* [Your task]:
Quote exactly, and only, the lines from the one containing "Enumerate this screenshot's" through the end of the material below. Skip pictures.

* [Available data]:
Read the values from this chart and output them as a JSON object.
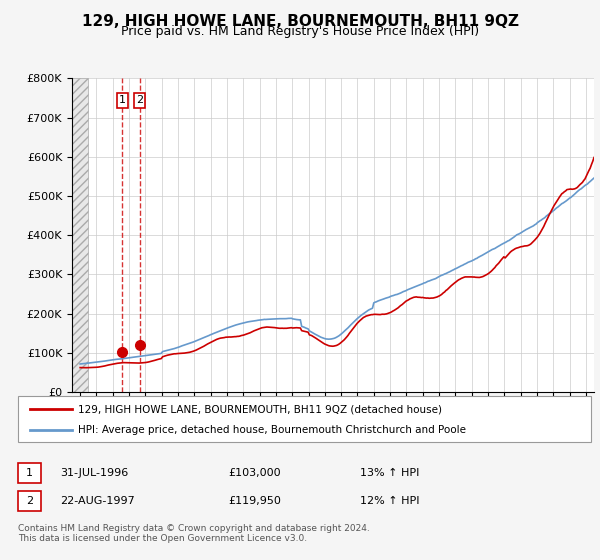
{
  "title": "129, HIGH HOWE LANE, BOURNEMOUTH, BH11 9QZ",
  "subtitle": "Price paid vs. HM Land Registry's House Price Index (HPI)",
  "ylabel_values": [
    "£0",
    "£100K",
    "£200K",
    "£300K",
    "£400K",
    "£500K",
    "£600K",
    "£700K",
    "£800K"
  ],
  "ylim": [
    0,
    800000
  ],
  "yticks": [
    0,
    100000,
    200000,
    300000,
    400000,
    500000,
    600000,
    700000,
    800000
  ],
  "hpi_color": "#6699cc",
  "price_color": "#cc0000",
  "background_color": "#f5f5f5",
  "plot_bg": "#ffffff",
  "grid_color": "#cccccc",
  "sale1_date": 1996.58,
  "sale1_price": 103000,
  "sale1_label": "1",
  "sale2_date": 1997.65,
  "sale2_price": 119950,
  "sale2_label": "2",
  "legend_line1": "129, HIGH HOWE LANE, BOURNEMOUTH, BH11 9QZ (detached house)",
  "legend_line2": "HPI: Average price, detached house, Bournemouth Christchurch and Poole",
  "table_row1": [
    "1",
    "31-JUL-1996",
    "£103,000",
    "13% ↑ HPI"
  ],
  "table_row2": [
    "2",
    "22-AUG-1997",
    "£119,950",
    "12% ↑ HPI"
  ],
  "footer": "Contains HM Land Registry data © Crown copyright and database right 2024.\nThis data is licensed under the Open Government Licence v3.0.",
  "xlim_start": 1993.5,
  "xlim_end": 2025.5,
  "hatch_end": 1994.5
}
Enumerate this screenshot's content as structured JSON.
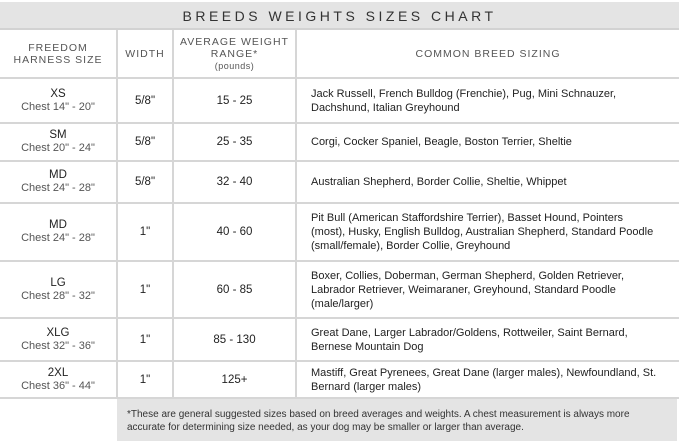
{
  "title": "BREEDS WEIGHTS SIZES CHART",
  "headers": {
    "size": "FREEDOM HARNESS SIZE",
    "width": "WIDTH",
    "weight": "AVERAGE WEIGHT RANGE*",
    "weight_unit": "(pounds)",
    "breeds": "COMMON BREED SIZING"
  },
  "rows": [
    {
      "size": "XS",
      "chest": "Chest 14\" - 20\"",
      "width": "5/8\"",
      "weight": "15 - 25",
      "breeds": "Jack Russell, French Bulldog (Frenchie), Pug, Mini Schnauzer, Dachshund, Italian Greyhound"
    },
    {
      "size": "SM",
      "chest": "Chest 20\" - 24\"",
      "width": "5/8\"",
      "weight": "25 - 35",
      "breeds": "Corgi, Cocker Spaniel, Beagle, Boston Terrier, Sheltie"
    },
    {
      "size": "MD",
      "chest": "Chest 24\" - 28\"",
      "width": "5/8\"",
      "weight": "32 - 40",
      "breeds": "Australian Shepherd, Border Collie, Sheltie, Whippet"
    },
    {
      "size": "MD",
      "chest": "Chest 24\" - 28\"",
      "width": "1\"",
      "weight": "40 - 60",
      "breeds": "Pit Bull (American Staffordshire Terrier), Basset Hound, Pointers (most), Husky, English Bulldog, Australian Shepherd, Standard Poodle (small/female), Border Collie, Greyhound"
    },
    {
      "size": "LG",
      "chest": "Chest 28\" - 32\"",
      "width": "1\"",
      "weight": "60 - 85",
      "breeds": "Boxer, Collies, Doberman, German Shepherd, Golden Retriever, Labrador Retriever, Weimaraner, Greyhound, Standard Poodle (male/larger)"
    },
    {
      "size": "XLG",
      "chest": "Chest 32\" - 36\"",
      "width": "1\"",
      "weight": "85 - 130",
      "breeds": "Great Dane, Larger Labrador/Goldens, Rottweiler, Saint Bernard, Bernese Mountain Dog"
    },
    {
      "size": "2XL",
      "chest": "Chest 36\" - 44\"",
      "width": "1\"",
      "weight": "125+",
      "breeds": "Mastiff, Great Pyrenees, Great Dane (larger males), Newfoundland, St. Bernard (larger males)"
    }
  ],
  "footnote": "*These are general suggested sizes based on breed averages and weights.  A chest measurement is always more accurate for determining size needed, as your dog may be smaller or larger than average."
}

* [Response below]:
Enumerate this screenshot's content as structured JSON.
{
  "title": "BREEDS WEIGHTS SIZES CHART",
  "headers": {
    "size": "FREEDOM HARNESS SIZE",
    "width": "WIDTH",
    "weight": "AVERAGE WEIGHT RANGE*",
    "weight_unit": "(pounds)",
    "breeds": "COMMON BREED SIZING"
  },
  "rows": [
    {
      "size": "XS",
      "chest": "Chest 14\" - 20\"",
      "width": "5/8\"",
      "weight": "15 - 25",
      "breeds": "Jack Russell, French Bulldog (Frenchie), Pug, Mini Schnauzer, Dachshund, Italian Greyhound"
    },
    {
      "size": "SM",
      "chest": "Chest 20\" - 24\"",
      "width": "5/8\"",
      "weight": "25 - 35",
      "breeds": "Corgi, Cocker Spaniel, Beagle, Boston Terrier, Sheltie"
    },
    {
      "size": "MD",
      "chest": "Chest 24\" - 28\"",
      "width": "5/8\"",
      "weight": "32 - 40",
      "breeds": "Australian Shepherd, Border Collie, Sheltie, Whippet"
    },
    {
      "size": "MD",
      "chest": "Chest 24\" - 28\"",
      "width": "1\"",
      "weight": "40 - 60",
      "breeds": "Pit Bull (American Staffordshire Terrier), Basset Hound, Pointers (most), Husky, English Bulldog, Australian Shepherd, Standard Poodle (small/female), Border Collie, Greyhound"
    },
    {
      "size": "LG",
      "chest": "Chest 28\" - 32\"",
      "width": "1\"",
      "weight": "60 - 85",
      "breeds": "Boxer, Collies, Doberman, German Shepherd, Golden Retriever, Labrador Retriever, Weimaraner, Greyhound, Standard Poodle (male/larger)"
    },
    {
      "size": "XLG",
      "chest": "Chest 32\" - 36\"",
      "width": "1\"",
      "weight": "85 - 130",
      "breeds": "Great Dane, Larger Labrador/Goldens, Rottweiler, Saint Bernard, Bernese Mountain Dog"
    },
    {
      "size": "2XL",
      "chest": "Chest 36\" - 44\"",
      "width": "1\"",
      "weight": "125+",
      "breeds": "Mastiff, Great Pyrenees, Great Dane (larger males), Newfoundland, St. Bernard (larger males)"
    }
  ],
  "footnote": "*These are general suggested sizes based on breed averages and weights.  A chest measurement is always more accurate for determining size needed, as your dog may be smaller or larger than average."
}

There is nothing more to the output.